Write out the records that appear below, verbatim and complete, but without pictures.

□ □ □ □ □

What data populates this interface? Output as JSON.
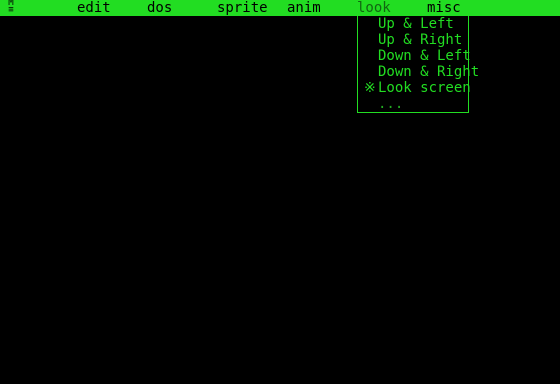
{
  "menubar": {
    "app_icon": "M\n≡",
    "menus": [
      "edit",
      "dos",
      "sprite",
      "anim",
      "look",
      "misc"
    ],
    "open_menu": "look"
  },
  "look_menu": {
    "items": [
      {
        "label": "Up & Left",
        "checked": false,
        "mark": ""
      },
      {
        "label": "Up & Right",
        "checked": false,
        "mark": ""
      },
      {
        "label": "Down & Left",
        "checked": false,
        "mark": ""
      },
      {
        "label": "Down & Right",
        "checked": false,
        "mark": ""
      },
      {
        "label": "Look screen",
        "checked": true,
        "mark": "※"
      },
      {
        "label": "...",
        "checked": false,
        "mark": ""
      }
    ]
  },
  "colors": {
    "accent": "#22dd22",
    "background": "#000000"
  }
}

□ □ □ □ □

REPLY
What data populates this interface? Output as JSON.
{
  "menubar": {
    "app_icon": "M\n≡",
    "menus": [
      "edit",
      "dos",
      "sprite",
      "anim",
      "look",
      "misc"
    ],
    "open_menu": "look"
  },
  "look_menu": {
    "items": [
      {
        "label": "Up & Left",
        "checked": false,
        "mark": ""
      },
      {
        "label": "Up & Right",
        "checked": false,
        "mark": ""
      },
      {
        "label": "Down & Left",
        "checked": false,
        "mark": ""
      },
      {
        "label": "Down & Right",
        "checked": false,
        "mark": ""
      },
      {
        "label": "Look screen",
        "checked": true,
        "mark": "※"
      },
      {
        "label": "...",
        "checked": false,
        "mark": ""
      }
    ]
  },
  "colors": {
    "accent": "#22dd22",
    "background": "#000000"
  }
}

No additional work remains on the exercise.